## Material provided
>>>
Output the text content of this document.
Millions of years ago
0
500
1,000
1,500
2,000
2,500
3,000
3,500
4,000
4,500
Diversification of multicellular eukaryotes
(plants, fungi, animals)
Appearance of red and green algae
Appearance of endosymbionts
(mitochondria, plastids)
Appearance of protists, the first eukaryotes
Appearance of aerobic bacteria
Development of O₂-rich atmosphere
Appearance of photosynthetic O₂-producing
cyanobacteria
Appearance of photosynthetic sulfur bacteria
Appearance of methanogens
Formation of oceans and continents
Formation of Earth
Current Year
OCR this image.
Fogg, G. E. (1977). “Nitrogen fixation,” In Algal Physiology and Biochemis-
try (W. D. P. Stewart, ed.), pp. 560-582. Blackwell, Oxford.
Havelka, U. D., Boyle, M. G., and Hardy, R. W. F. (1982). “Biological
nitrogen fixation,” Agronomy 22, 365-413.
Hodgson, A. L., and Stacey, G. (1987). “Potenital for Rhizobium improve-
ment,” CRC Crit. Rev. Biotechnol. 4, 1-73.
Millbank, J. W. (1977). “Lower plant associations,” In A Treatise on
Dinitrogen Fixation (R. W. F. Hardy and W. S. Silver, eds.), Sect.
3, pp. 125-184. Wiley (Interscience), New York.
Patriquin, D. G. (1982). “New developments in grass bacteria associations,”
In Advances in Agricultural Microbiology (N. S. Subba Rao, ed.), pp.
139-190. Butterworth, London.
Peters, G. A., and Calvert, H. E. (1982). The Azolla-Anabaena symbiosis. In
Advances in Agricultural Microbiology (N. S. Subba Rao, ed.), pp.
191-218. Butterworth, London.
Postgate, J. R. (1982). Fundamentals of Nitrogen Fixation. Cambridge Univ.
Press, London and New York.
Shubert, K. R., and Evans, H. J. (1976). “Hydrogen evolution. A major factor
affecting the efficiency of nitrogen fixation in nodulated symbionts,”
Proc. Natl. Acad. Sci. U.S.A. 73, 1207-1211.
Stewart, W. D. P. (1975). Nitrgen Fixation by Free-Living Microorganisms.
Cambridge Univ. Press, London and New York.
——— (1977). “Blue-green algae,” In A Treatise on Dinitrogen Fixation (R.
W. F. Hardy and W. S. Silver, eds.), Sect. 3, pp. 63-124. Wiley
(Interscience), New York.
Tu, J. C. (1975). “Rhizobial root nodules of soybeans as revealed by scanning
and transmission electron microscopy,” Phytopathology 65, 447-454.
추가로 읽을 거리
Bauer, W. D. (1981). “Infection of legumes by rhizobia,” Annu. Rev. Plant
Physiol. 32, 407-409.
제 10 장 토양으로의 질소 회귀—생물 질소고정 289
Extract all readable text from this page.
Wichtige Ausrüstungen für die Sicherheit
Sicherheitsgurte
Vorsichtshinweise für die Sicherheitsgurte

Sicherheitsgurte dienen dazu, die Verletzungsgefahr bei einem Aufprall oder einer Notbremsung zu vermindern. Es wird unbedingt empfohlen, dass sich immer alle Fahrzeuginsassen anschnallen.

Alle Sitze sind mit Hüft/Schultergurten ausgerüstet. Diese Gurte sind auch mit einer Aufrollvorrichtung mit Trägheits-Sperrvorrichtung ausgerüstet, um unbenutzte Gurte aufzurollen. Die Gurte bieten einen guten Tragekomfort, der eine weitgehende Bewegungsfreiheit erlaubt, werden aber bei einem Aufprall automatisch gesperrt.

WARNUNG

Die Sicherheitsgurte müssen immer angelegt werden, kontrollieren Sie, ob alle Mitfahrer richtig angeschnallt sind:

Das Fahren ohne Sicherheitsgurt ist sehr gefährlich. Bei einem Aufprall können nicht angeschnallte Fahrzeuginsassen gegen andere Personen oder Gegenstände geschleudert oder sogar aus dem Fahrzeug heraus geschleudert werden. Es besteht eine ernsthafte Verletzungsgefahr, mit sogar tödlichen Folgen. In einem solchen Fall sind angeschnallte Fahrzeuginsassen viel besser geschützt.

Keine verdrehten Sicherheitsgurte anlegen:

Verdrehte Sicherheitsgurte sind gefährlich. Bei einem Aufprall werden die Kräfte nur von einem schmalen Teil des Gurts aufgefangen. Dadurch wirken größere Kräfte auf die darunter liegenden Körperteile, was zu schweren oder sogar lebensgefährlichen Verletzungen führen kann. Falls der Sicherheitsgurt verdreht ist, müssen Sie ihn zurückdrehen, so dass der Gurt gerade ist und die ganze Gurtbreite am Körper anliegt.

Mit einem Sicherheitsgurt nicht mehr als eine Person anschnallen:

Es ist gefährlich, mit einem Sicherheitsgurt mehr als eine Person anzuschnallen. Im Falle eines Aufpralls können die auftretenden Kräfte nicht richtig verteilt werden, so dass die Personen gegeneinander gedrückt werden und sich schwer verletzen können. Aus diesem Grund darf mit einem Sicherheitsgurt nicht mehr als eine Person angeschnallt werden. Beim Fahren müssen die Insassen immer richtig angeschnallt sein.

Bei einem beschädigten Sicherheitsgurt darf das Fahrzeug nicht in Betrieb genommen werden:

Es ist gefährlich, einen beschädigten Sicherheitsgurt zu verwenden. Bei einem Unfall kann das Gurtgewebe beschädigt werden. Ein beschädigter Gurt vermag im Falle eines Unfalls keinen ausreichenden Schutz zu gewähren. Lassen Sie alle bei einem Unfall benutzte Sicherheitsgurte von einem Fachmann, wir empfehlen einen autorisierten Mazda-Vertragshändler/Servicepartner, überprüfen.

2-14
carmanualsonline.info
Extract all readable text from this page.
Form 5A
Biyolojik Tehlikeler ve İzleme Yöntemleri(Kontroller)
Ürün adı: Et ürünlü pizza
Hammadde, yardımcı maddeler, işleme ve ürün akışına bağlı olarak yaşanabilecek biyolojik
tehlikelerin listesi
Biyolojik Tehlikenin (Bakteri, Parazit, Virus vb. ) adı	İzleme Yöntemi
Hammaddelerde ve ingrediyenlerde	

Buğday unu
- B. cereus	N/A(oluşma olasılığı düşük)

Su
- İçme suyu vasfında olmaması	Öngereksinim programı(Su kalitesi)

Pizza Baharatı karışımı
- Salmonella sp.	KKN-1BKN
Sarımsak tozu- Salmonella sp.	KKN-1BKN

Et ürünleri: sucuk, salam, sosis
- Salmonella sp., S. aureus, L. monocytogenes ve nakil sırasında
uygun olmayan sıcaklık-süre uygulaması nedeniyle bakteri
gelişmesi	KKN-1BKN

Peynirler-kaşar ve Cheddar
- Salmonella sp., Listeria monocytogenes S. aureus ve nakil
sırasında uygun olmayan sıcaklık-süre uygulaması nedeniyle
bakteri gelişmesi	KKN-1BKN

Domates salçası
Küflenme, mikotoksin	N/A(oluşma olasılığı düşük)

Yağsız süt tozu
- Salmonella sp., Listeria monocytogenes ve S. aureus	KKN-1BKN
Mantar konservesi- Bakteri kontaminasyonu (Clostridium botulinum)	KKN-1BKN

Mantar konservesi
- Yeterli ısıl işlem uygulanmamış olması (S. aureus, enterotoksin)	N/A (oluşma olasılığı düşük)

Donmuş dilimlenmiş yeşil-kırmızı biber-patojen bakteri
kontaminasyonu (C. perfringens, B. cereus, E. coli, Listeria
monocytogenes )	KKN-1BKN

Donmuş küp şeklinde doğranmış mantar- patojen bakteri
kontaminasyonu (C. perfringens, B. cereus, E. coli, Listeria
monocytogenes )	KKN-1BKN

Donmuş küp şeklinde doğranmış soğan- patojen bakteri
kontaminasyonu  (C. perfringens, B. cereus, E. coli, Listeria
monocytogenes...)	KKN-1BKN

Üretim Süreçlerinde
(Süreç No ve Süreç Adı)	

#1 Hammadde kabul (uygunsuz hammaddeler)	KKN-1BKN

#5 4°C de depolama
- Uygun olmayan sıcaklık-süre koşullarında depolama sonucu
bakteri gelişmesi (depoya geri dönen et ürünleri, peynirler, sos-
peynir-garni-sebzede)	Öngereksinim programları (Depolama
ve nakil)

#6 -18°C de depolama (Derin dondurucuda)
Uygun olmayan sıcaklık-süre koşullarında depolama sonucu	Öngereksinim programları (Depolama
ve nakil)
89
<<<
## Exercise description
If a line in the data above holds the string "beschädigten", report that line.

## Solved exercise
Bei einem beschädigten Sicherheitsgurt darf das Fahrzeug nicht in Betrieb genommen werden:
Es ist gefährlich, einen beschädigten Sicherheitsgurt zu verwenden. Bei einem Unfall kann das Gurtgewebe beschädigt werden. Ein beschädigter Gurt vermag im Falle eines Unfalls keinen ausreichenden Schutz zu gewähren. Lassen Sie alle bei einem Unfall benutzte Sicherheitsgurte von einem Fachmann, wir empfehlen einen autorisierten Mazda-Vertragshändler/Servicepartner, überprüfen.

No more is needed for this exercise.